┌──

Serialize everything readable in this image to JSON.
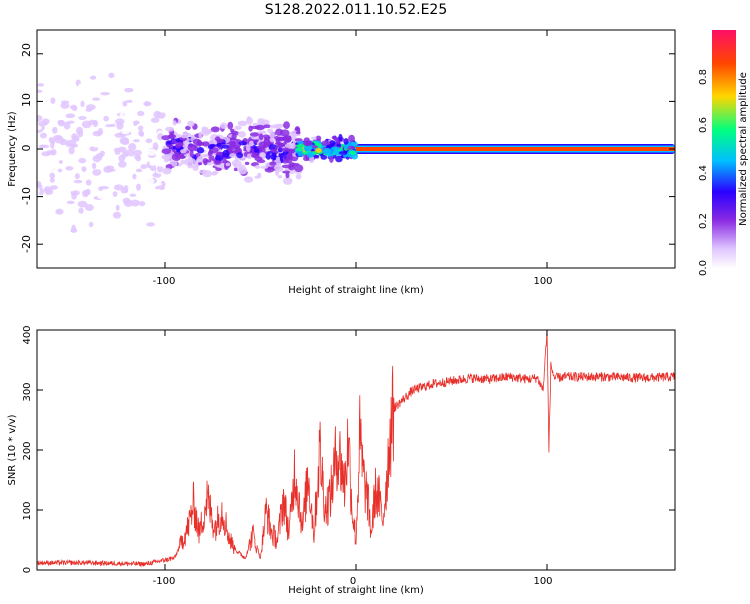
{
  "figure": {
    "title": "S128.2022.011.10.52.E25"
  },
  "chart_data": [
    {
      "type": "heatmap",
      "title": "S128.2022.011.10.52.E25",
      "xlabel": "Height of straight line (km)",
      "ylabel": "Frequency (Hz)",
      "xlim": [
        -167,
        167
      ],
      "ylim": [
        -25,
        25
      ],
      "x_ticks": [
        -100,
        0,
        100
      ],
      "x_tick_labels": [
        "-100",
        "",
        "100"
      ],
      "y_ticks": [
        -20,
        -10,
        0,
        10,
        20
      ],
      "y_tick_labels": [
        "-20",
        "-10",
        "0",
        "10",
        "20"
      ],
      "colorbar": {
        "label": "Normalized spectral amplitude",
        "range": [
          0,
          1
        ],
        "ticks": [
          0.0,
          0.2,
          0.4,
          0.6,
          0.8
        ],
        "tick_labels": [
          "0.0",
          "0.2",
          "0.4",
          "0.6",
          "0.8"
        ],
        "colormap": [
          "#ffffff",
          "#e0c6ff",
          "#8a2be2",
          "#2a00ff",
          "#00bfff",
          "#00ff7f",
          "#ffd700",
          "#ff4500",
          "#ff0f66"
        ]
      },
      "features": [
        {
          "x_range": [
            -167,
            -100
          ],
          "freq_spread_hz": 25,
          "amplitude": 0.1
        },
        {
          "x_range": [
            -100,
            -30
          ],
          "freq_spread_hz": 8,
          "amplitude": 0.3
        },
        {
          "x_range": [
            -30,
            0
          ],
          "freq_spread_hz": 3,
          "amplitude": 0.6
        },
        {
          "x_range": [
            0,
            167
          ],
          "freq_hz": 0,
          "amplitude": 1.0
        }
      ],
      "grid": false
    },
    {
      "type": "line",
      "xlabel": "Height of straight line (km)",
      "ylabel": "SNR (10 * v/v)",
      "xlim": [
        -167,
        167
      ],
      "ylim": [
        0,
        400
      ],
      "x_ticks": [
        -100,
        0,
        100
      ],
      "x_tick_labels": [
        "-100",
        "0",
        "100"
      ],
      "y_ticks": [
        0,
        100,
        200,
        300,
        400
      ],
      "y_tick_labels": [
        "0",
        "100",
        "200",
        "300",
        "400"
      ],
      "color": "#e8302a",
      "series": [
        {
          "x": [
            -167,
            -140,
            -110,
            -95,
            -88,
            -85,
            -82,
            -78,
            -74,
            -70,
            -66,
            -62,
            -58,
            -54,
            -50,
            -47,
            -44,
            -41,
            -38,
            -35,
            -32,
            -28,
            -25,
            -22,
            -19,
            -16,
            -13,
            -10,
            -8,
            -6,
            -4,
            -2,
            0,
            2,
            4,
            6,
            8,
            10,
            12,
            14,
            16,
            18,
            20,
            25,
            30,
            40,
            50,
            60,
            70,
            80,
            90,
            95,
            98,
            100,
            101,
            102,
            104,
            110,
            130,
            150,
            167
          ],
          "y": [
            12,
            12,
            10,
            20,
            70,
            110,
            60,
            120,
            70,
            100,
            50,
            30,
            20,
            60,
            20,
            100,
            60,
            50,
            120,
            60,
            170,
            70,
            160,
            60,
            200,
            100,
            130,
            200,
            180,
            140,
            220,
            100,
            50,
            220,
            150,
            120,
            60,
            130,
            120,
            80,
            150,
            230,
            270,
            285,
            300,
            310,
            315,
            320,
            318,
            322,
            318,
            320,
            300,
            400,
            200,
            340,
            320,
            322,
            322,
            320,
            322
          ]
        }
      ],
      "grid": false
    }
  ]
}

└──

Among the lines of the material above, how many include the string "amplitude"? Report only that number.

5